--- START EXERCISE INPUT ---

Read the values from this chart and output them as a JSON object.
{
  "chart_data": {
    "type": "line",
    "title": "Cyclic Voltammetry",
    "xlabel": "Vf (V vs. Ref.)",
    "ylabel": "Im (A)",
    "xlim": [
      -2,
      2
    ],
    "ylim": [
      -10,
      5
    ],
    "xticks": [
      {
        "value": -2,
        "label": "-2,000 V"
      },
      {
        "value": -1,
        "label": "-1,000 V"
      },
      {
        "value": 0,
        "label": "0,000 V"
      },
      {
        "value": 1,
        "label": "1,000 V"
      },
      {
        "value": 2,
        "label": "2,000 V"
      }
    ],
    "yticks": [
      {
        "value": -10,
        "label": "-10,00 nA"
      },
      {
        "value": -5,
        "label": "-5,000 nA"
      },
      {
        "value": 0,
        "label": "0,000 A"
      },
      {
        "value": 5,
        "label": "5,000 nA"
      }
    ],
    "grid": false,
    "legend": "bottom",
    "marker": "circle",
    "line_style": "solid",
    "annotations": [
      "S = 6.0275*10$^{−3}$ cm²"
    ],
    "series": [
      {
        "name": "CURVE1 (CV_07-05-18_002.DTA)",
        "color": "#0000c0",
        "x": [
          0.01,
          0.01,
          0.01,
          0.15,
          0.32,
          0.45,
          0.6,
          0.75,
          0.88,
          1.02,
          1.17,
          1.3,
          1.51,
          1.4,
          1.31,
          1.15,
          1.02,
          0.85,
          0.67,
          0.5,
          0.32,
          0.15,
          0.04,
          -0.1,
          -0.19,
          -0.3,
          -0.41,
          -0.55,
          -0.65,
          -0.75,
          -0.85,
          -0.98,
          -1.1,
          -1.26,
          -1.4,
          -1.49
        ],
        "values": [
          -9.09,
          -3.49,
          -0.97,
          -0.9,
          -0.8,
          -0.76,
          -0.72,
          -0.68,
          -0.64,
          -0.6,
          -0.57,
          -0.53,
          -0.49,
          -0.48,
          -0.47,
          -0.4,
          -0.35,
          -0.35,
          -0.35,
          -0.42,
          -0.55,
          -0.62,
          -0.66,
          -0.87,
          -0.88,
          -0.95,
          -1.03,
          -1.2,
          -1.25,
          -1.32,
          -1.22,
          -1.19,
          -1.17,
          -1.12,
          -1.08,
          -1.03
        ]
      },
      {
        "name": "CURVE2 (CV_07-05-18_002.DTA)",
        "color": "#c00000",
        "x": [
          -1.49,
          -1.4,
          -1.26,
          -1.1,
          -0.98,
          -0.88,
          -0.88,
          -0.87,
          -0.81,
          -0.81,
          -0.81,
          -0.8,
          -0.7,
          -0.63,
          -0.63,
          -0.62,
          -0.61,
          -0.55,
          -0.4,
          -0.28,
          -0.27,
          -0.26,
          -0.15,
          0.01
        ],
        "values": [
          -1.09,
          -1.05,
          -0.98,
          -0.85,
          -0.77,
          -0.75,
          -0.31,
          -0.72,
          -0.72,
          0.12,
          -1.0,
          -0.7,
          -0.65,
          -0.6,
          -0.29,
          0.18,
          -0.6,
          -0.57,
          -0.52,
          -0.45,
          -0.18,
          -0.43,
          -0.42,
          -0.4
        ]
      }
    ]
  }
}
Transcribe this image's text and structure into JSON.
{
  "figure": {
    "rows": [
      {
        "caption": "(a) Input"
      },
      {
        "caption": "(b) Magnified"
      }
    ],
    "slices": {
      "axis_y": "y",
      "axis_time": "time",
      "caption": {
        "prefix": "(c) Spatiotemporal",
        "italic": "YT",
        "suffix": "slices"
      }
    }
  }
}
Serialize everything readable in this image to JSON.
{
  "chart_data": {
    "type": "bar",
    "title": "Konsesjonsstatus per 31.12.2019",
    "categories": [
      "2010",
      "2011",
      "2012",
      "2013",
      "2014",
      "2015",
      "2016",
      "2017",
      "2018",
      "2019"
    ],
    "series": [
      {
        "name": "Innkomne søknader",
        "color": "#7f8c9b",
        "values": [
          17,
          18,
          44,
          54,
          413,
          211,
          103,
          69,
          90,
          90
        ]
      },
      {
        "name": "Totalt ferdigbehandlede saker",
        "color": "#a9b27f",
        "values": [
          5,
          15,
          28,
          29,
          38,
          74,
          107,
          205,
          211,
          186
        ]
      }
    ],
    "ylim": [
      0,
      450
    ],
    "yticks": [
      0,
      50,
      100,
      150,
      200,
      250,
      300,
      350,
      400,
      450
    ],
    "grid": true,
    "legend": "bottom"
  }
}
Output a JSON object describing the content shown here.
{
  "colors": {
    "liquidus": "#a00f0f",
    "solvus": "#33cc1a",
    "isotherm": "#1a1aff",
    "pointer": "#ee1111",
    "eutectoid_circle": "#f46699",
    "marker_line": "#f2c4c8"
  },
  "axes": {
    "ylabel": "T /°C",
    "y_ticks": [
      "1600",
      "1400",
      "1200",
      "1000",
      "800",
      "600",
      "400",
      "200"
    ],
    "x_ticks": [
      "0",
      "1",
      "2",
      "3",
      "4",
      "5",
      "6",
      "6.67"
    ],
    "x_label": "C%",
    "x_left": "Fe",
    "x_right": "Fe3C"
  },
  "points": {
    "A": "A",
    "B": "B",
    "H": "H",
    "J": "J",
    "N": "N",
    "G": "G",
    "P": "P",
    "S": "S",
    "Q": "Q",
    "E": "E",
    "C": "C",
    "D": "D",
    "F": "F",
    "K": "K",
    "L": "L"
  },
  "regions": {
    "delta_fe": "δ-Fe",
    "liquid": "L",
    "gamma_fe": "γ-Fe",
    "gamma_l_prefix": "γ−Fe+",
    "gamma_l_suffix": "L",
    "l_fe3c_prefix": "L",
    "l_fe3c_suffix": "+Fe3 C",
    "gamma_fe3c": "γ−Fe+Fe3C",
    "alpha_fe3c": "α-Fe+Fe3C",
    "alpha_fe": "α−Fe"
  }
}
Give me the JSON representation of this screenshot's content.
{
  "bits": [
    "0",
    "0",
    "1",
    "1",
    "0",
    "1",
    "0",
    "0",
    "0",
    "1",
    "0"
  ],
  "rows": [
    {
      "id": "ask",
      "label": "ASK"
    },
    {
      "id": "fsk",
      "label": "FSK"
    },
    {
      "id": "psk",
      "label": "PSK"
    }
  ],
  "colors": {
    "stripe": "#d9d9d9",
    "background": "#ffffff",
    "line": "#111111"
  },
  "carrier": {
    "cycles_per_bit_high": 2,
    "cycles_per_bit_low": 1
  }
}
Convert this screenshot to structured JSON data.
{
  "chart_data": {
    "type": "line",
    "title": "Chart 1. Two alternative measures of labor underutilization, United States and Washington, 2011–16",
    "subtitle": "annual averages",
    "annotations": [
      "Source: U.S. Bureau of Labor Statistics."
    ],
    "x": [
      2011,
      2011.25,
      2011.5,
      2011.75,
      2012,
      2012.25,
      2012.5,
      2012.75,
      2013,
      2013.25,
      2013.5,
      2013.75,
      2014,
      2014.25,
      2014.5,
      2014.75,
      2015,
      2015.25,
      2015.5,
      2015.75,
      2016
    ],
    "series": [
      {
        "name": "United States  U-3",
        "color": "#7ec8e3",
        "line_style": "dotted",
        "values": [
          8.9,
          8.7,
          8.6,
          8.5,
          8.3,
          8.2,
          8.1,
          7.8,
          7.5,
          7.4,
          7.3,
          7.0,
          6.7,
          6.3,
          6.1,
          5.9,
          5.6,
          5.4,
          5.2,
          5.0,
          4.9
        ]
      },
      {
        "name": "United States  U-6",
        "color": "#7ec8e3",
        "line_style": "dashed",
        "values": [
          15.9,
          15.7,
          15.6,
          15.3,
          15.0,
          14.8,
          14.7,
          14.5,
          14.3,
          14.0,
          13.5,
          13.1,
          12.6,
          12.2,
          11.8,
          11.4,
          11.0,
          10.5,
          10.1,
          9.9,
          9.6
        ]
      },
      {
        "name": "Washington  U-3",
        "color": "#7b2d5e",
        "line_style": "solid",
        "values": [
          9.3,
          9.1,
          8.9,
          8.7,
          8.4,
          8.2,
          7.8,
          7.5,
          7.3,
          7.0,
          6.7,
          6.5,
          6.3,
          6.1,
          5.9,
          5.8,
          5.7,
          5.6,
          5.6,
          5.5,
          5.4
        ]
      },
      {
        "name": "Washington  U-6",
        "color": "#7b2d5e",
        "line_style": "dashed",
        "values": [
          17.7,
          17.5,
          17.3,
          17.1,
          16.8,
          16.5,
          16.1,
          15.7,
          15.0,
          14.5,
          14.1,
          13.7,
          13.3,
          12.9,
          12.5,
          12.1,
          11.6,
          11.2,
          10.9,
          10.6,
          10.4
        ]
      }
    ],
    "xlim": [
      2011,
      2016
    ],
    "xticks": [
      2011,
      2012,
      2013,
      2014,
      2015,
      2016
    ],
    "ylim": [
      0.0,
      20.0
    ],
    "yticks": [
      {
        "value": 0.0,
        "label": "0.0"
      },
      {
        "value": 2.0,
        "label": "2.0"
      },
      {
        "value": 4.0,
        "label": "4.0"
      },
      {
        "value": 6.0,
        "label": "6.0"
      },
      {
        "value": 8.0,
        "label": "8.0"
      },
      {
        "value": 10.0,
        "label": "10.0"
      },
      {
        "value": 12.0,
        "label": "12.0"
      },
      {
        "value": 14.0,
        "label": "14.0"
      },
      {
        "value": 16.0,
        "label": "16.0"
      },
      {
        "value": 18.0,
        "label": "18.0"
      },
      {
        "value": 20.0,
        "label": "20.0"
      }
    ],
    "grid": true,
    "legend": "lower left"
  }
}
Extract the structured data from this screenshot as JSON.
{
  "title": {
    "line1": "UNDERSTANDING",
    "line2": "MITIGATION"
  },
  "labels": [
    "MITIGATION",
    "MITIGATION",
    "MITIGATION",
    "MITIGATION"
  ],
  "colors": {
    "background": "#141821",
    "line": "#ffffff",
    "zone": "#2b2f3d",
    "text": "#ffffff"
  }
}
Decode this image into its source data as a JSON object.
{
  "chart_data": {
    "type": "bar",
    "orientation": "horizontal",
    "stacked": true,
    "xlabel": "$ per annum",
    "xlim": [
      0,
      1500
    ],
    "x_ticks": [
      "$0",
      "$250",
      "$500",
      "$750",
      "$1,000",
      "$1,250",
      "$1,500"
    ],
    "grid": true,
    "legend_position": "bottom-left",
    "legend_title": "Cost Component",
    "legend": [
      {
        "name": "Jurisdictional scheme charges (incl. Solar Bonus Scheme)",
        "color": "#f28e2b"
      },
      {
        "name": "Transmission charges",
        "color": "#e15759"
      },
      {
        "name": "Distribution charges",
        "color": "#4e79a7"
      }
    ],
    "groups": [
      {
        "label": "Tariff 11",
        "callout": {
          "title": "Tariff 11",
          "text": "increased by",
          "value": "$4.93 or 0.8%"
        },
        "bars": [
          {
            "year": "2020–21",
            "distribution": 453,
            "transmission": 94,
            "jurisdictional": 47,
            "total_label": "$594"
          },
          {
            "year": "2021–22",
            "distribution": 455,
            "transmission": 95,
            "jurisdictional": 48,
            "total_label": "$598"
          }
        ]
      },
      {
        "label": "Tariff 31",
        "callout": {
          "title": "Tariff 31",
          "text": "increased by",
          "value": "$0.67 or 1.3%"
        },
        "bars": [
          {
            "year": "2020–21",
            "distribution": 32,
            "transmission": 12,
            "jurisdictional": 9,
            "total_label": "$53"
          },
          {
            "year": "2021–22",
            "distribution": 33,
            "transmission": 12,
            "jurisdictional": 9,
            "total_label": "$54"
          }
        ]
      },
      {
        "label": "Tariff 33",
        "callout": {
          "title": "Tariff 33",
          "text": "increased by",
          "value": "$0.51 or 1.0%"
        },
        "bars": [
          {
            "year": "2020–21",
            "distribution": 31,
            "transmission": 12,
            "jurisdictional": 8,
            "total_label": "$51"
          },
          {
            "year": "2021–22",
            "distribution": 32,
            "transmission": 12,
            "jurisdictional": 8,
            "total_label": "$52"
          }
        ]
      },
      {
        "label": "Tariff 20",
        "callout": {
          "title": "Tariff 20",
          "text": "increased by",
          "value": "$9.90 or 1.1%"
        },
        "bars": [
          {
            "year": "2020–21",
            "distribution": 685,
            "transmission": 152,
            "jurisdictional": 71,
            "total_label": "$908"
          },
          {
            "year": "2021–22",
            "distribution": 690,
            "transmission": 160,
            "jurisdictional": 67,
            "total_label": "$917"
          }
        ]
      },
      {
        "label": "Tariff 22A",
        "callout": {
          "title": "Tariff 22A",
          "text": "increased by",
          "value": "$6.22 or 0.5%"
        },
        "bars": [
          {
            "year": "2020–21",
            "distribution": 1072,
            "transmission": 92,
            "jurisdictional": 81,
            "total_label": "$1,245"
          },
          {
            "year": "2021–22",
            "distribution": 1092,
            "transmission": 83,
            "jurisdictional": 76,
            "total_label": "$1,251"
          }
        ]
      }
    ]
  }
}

--- END EXERCISE INPUT ---

Show each line in the entries that holds the string "States".

    "title": "Chart 1. Two alternative measures of labor underutilization, United States and Washington, 2011–16",
        "name": "United States  U-3",
        "name": "United States  U-6",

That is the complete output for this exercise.